-- start of Input rows --

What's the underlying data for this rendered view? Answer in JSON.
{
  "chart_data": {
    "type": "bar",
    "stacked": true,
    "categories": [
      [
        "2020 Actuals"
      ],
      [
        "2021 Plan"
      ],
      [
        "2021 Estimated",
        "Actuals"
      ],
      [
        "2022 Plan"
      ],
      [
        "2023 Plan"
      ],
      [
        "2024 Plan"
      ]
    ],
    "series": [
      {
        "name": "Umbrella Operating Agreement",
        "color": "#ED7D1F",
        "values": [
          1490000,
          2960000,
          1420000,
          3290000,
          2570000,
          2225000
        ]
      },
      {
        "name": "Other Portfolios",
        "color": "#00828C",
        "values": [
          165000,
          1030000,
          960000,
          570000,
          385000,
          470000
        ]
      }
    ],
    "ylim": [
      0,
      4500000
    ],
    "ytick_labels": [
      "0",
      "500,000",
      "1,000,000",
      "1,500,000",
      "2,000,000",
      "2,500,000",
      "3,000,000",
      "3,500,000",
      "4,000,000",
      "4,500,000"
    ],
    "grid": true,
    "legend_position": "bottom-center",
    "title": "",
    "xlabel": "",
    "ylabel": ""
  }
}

-- end of Input rows --

Task directions:
Return the lines above exactly, keeping every word.

Answer to this exercise:
What's the underlying data for this rendered view? Answer in JSON.
{
  "chart_data": {
    "type": "bar",
    "stacked": true,
    "categories": [
      [
        "2020 Actuals"
      ],
      [
        "2021 Plan"
      ],
      [
        "2021 Estimated",
        "Actuals"
      ],
      [
        "2022 Plan"
      ],
      [
        "2023 Plan"
      ],
      [
        "2024 Plan"
      ]
    ],
    "series": [
      {
        "name": "Umbrella Operating Agreement",
        "color": "#ED7D1F",
        "values": [
          1490000,
          2960000,
          1420000,
          3290000,
          2570000,
          2225000
        ]
      },
      {
        "name": "Other Portfolios",
        "color": "#00828C",
        "values": [
          165000,
          1030000,
          960000,
          570000,
          385000,
          470000
        ]
      }
    ],
    "ylim": [
      0,
      4500000
    ],
    "ytick_labels": [
      "0",
      "500,000",
      "1,000,000",
      "1,500,000",
      "2,000,000",
      "2,500,000",
      "3,000,000",
      "3,500,000",
      "4,000,000",
      "4,500,000"
    ],
    "grid": true,
    "legend_position": "bottom-center",
    "title": "",
    "xlabel": "",
    "ylabel": ""
  }
}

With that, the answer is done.